Challenge —
Gather all lines from the material that contain "frac".

Input for this task —
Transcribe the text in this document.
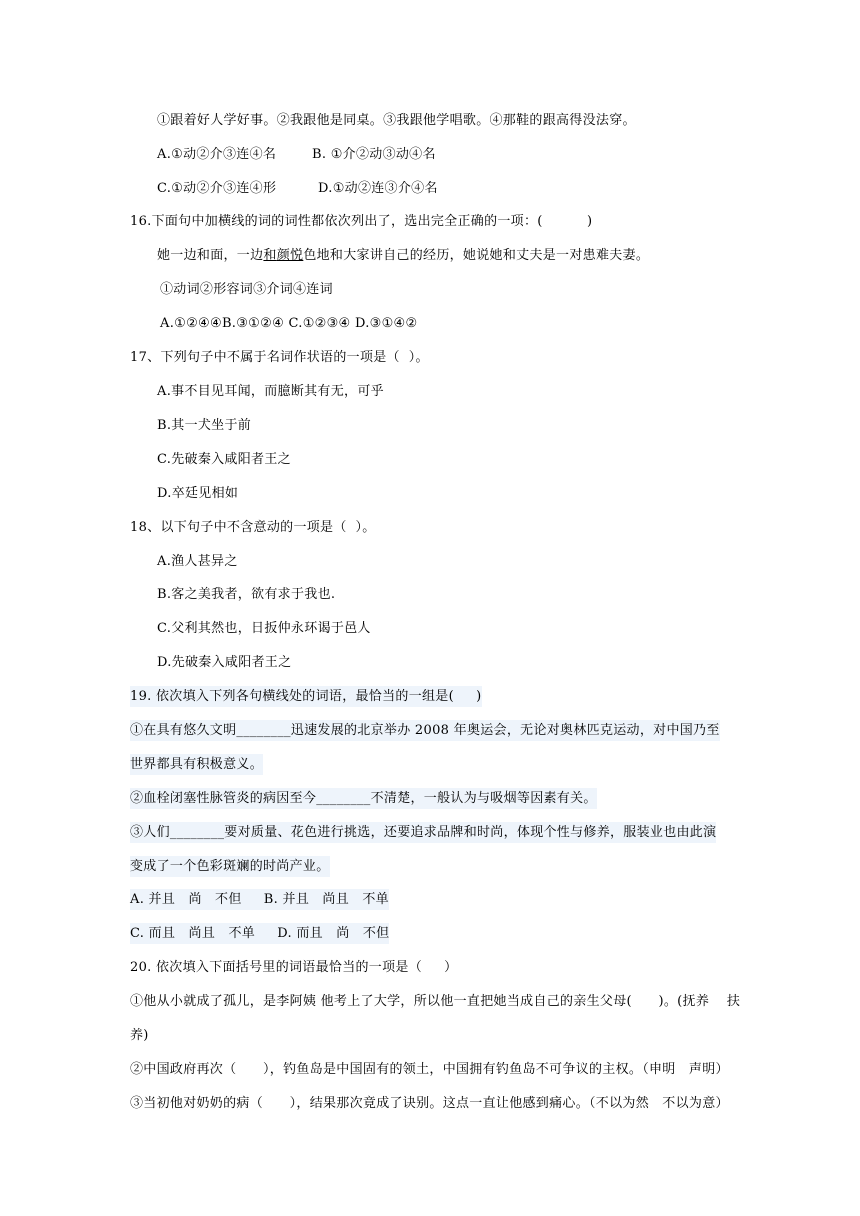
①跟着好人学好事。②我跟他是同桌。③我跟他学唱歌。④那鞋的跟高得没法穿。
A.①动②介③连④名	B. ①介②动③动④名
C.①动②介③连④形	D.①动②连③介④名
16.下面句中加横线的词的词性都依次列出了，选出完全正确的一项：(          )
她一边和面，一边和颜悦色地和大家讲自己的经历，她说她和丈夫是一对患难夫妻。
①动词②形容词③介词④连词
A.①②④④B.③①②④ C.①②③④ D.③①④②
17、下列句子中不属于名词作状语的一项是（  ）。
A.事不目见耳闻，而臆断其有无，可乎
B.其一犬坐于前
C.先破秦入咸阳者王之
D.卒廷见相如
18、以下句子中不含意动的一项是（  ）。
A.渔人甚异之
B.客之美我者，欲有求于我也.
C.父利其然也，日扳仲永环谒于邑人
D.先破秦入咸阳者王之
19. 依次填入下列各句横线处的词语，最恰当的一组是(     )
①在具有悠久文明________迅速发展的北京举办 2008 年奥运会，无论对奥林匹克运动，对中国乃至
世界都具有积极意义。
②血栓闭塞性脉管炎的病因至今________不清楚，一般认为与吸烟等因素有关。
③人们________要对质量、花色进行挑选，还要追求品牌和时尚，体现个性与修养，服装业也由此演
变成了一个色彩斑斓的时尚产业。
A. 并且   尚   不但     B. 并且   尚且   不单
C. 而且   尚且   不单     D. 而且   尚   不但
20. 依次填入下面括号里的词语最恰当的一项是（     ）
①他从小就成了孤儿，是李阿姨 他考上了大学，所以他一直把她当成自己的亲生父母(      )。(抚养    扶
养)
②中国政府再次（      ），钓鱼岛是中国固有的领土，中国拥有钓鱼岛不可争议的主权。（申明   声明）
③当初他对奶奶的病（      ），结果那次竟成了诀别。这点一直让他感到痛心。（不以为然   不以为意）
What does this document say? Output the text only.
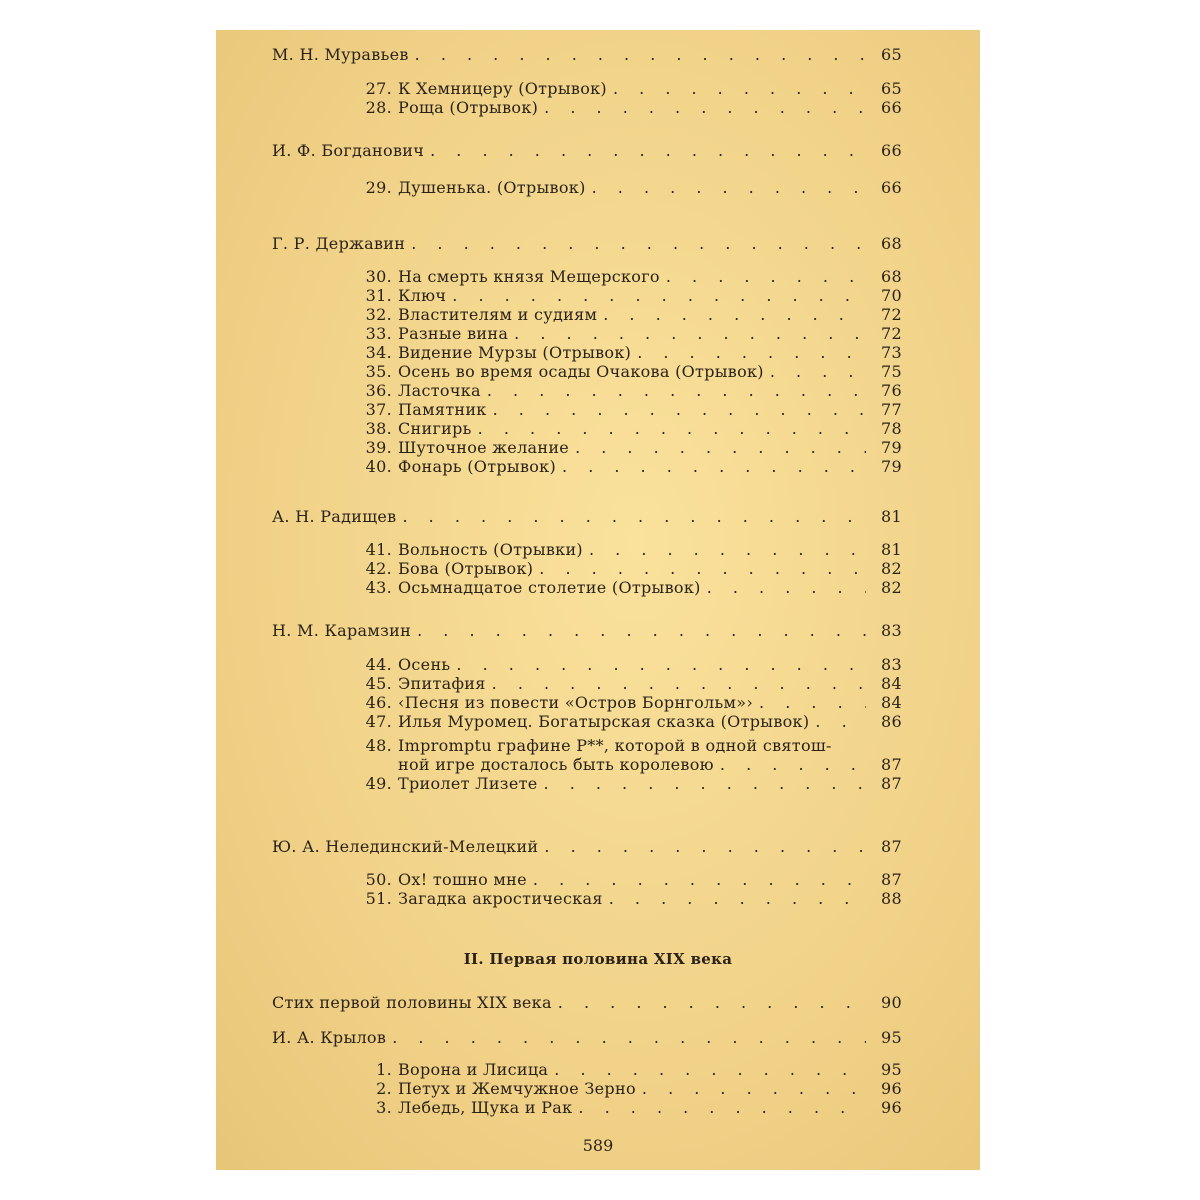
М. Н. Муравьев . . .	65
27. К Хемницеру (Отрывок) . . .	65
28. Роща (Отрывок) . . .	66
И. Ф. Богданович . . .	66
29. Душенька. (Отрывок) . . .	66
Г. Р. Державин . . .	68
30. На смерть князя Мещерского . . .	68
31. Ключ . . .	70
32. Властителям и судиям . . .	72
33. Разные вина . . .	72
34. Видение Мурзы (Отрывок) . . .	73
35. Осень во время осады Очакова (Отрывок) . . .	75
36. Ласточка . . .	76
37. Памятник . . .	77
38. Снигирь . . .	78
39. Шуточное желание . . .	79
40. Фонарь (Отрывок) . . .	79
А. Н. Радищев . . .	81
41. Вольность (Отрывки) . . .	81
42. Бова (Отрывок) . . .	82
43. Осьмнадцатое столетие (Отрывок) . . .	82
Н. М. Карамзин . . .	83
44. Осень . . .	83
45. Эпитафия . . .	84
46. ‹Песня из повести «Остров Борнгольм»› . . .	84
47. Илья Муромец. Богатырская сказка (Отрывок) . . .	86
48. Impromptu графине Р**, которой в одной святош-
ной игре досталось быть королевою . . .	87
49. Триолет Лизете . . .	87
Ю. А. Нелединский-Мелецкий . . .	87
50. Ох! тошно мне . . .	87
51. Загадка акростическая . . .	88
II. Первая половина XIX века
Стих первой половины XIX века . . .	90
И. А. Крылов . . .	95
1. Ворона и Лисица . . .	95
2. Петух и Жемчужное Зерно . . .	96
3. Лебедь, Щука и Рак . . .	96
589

==

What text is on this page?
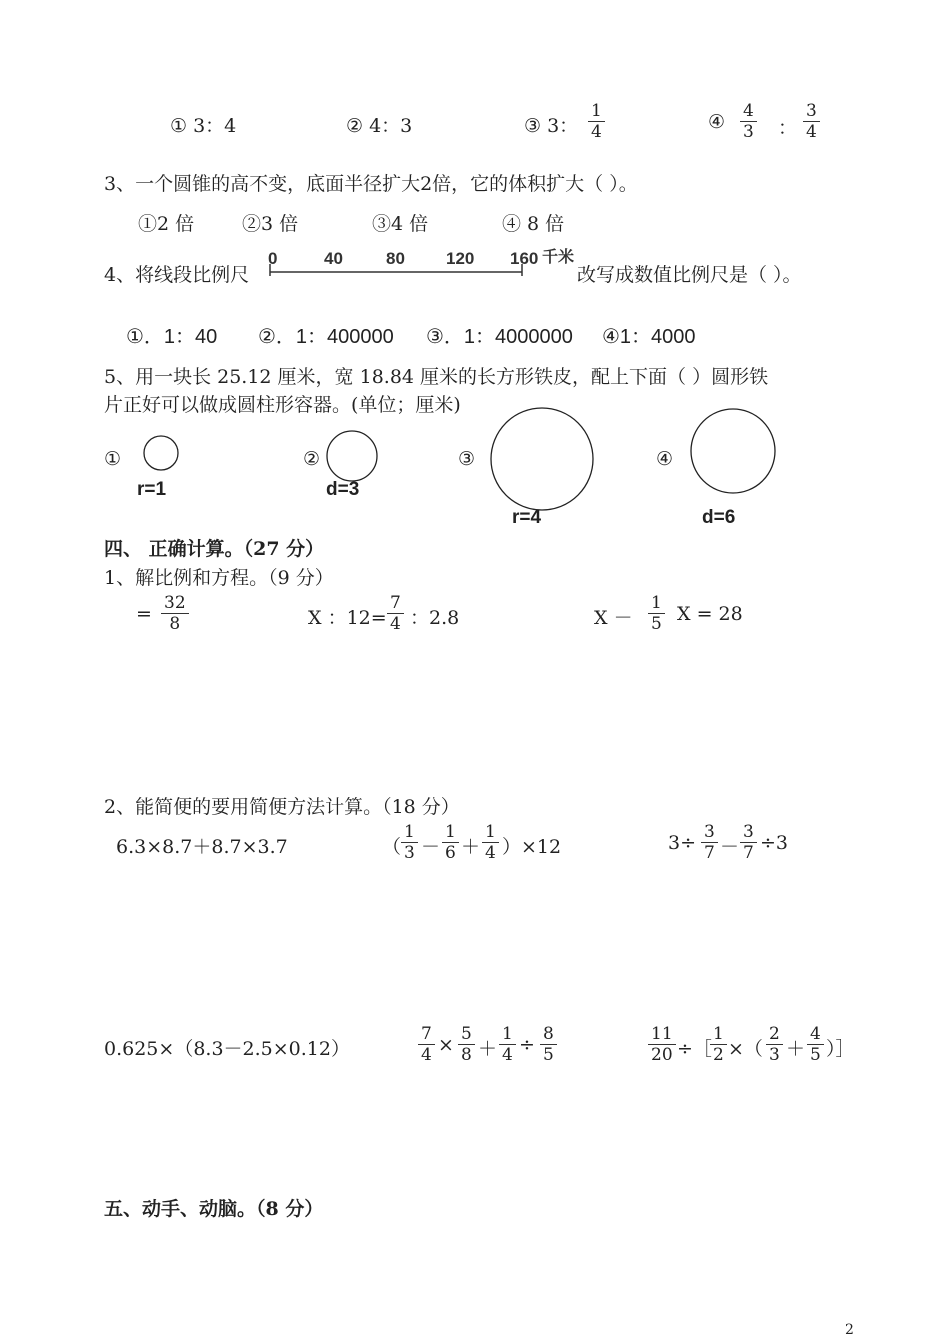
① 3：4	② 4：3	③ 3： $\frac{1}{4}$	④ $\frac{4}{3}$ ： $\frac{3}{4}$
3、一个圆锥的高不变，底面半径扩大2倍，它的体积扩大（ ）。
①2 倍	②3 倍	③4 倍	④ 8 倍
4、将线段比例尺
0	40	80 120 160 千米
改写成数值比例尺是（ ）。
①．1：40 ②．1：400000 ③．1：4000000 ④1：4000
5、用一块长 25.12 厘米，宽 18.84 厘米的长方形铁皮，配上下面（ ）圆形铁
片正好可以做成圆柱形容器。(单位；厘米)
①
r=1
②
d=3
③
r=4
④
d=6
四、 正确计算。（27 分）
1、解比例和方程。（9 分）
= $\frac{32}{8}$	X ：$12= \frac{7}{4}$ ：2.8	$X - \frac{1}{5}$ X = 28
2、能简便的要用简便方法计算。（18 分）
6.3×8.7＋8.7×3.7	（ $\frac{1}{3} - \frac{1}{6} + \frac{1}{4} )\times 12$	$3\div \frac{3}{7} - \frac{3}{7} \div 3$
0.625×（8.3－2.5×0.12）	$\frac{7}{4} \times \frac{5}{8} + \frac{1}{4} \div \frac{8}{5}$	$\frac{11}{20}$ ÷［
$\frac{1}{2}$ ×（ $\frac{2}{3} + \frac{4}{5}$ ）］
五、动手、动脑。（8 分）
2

...

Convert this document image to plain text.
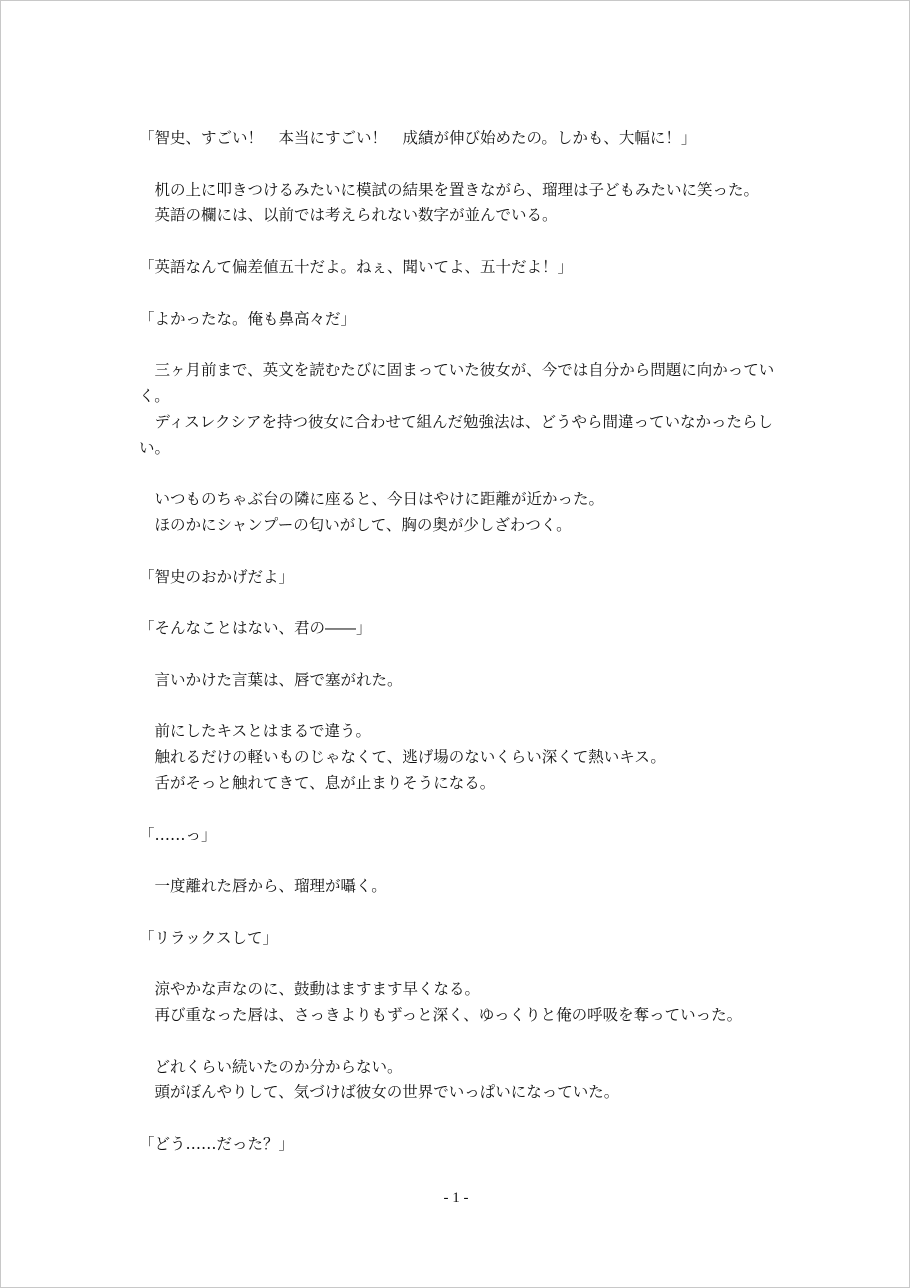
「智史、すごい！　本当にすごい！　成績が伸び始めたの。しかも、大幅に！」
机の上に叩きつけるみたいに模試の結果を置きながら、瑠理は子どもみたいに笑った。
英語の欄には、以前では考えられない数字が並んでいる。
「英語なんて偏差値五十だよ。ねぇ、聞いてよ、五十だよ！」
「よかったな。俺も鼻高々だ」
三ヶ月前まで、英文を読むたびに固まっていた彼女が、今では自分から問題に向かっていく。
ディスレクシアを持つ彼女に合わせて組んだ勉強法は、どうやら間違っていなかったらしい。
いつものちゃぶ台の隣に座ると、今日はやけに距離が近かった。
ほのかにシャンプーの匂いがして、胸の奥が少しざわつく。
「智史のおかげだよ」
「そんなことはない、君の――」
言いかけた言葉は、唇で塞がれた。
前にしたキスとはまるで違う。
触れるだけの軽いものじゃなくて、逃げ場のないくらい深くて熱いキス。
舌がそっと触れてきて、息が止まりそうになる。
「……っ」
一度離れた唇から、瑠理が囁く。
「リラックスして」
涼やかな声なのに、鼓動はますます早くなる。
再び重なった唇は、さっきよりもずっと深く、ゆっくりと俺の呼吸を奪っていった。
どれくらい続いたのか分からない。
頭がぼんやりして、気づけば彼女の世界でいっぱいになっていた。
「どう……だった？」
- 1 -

Response to this exercise —
① 3：4	② 4：3	③ 3： $\frac{1}{4}$	④ $\frac{4}{3}$ ： $\frac{3}{4}$
= $\frac{32}{8}$	X ：$12= \frac{7}{4}$ ：2.8	$X - \frac{1}{5}$ X = 28
6.3×8.7＋8.7×3.7	（ $\frac{1}{3} - \frac{1}{6} + \frac{1}{4} )\times 12$	$3\div \frac{3}{7} - \frac{3}{7} \div 3$
0.625×（8.3－2.5×0.12）	$\frac{7}{4} \times \frac{5}{8} + \frac{1}{4} \div \frac{8}{5}$	$\frac{11}{20}$ ÷［
$\frac{1}{2}$ ×（ $\frac{2}{3} + \frac{4}{5}$ ）］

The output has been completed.